→ **DATA SUPPLIED**:
------

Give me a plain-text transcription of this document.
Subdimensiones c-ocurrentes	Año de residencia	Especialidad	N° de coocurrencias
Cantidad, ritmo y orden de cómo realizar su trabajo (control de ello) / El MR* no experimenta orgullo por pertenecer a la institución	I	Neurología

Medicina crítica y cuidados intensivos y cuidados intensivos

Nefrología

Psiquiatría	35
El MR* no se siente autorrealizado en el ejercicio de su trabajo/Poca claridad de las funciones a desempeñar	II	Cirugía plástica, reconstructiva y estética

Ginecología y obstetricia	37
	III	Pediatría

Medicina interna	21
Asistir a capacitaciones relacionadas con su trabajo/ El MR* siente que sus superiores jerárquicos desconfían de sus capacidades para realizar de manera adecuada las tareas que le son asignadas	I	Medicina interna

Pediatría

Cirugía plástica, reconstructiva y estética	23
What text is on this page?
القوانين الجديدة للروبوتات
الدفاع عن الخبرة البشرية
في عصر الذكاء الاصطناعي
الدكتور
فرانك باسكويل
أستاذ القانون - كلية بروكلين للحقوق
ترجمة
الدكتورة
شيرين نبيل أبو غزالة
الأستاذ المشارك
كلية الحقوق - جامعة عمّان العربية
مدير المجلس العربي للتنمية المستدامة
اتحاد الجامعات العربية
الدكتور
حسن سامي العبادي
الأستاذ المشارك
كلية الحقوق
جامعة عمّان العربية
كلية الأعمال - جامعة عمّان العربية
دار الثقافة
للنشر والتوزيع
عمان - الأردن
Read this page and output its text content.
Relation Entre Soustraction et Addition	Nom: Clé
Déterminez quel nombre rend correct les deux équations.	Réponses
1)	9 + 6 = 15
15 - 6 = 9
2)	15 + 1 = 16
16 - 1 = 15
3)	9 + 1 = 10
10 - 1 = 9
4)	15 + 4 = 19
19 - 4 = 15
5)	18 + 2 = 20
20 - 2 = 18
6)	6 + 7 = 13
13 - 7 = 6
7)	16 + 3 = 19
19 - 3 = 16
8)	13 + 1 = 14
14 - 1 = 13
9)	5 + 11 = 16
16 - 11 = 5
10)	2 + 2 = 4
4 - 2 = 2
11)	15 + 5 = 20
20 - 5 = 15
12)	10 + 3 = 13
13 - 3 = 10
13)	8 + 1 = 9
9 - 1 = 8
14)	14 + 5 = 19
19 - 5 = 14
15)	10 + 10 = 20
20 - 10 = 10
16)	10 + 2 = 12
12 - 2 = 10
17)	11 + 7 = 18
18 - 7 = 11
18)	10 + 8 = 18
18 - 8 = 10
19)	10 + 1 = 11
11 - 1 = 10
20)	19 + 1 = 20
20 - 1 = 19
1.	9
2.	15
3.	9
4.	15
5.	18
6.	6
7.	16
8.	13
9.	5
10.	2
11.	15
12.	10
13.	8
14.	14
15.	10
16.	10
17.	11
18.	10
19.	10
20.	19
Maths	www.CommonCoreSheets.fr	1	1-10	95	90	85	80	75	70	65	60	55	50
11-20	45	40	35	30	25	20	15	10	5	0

------

→ **YOUR OBJECTIVE**: Lines containing the string "الحقوق" are to be selected and copied.

→ **FINISHED ANSWER**:
كلية الحقوق - جامعة عمّان العربية
كلية الحقوق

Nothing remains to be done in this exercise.